— Start Data provided —
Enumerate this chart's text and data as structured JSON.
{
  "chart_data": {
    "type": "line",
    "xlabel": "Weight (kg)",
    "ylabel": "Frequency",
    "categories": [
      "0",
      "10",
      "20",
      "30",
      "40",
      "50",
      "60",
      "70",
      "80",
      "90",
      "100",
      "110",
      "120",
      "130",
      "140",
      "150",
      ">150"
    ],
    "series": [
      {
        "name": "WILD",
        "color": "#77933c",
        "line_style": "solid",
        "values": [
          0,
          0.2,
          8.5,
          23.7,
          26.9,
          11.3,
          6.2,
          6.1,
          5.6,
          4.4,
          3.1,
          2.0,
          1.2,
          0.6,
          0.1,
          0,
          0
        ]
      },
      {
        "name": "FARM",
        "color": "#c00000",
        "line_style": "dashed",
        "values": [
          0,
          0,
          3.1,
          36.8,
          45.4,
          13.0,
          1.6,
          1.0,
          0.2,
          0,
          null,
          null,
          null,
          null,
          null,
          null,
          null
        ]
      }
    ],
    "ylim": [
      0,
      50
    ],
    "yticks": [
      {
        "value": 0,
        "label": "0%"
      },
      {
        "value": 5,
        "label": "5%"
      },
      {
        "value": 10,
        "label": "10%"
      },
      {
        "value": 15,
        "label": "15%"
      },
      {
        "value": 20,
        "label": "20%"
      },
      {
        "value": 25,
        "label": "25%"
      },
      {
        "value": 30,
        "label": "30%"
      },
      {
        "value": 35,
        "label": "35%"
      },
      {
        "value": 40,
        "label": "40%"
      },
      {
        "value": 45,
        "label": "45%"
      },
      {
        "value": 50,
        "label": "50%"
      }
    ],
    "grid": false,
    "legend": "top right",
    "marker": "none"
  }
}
— End Data provided —
### Objective:
From the data above, extract every line in its exact form.

### Reply to the task:
Enumerate this chart's text and data as structured JSON.
{
  "chart_data": {
    "type": "line",
    "xlabel": "Weight (kg)",
    "ylabel": "Frequency",
    "categories": [
      "0",
      "10",
      "20",
      "30",
      "40",
      "50",
      "60",
      "70",
      "80",
      "90",
      "100",
      "110",
      "120",
      "130",
      "140",
      "150",
      ">150"
    ],
    "series": [
      {
        "name": "WILD",
        "color": "#77933c",
        "line_style": "solid",
        "values": [
          0,
          0.2,
          8.5,
          23.7,
          26.9,
          11.3,
          6.2,
          6.1,
          5.6,
          4.4,
          3.1,
          2.0,
          1.2,
          0.6,
          0.1,
          0,
          0
        ]
      },
      {
        "name": "FARM",
        "color": "#c00000",
        "line_style": "dashed",
        "values": [
          0,
          0,
          3.1,
          36.8,
          45.4,
          13.0,
          1.6,
          1.0,
          0.2,
          0,
          null,
          null,
          null,
          null,
          null,
          null,
          null
        ]
      }
    ],
    "ylim": [
      0,
      50
    ],
    "yticks": [
      {
        "value": 0,
        "label": "0%"
      },
      {
        "value": 5,
        "label": "5%"
      },
      {
        "value": 10,
        "label": "10%"
      },
      {
        "value": 15,
        "label": "15%"
      },
      {
        "value": 20,
        "label": "20%"
      },
      {
        "value": 25,
        "label": "25%"
      },
      {
        "value": 30,
        "label": "30%"
      },
      {
        "value": 35,
        "label": "35%"
      },
      {
        "value": 40,
        "label": "40%"
      },
      {
        "value": 45,
        "label": "45%"
      },
      {
        "value": 50,
        "label": "50%"
      }
    ],
    "grid": false,
    "legend": "top right",
    "marker": "none"
  }
}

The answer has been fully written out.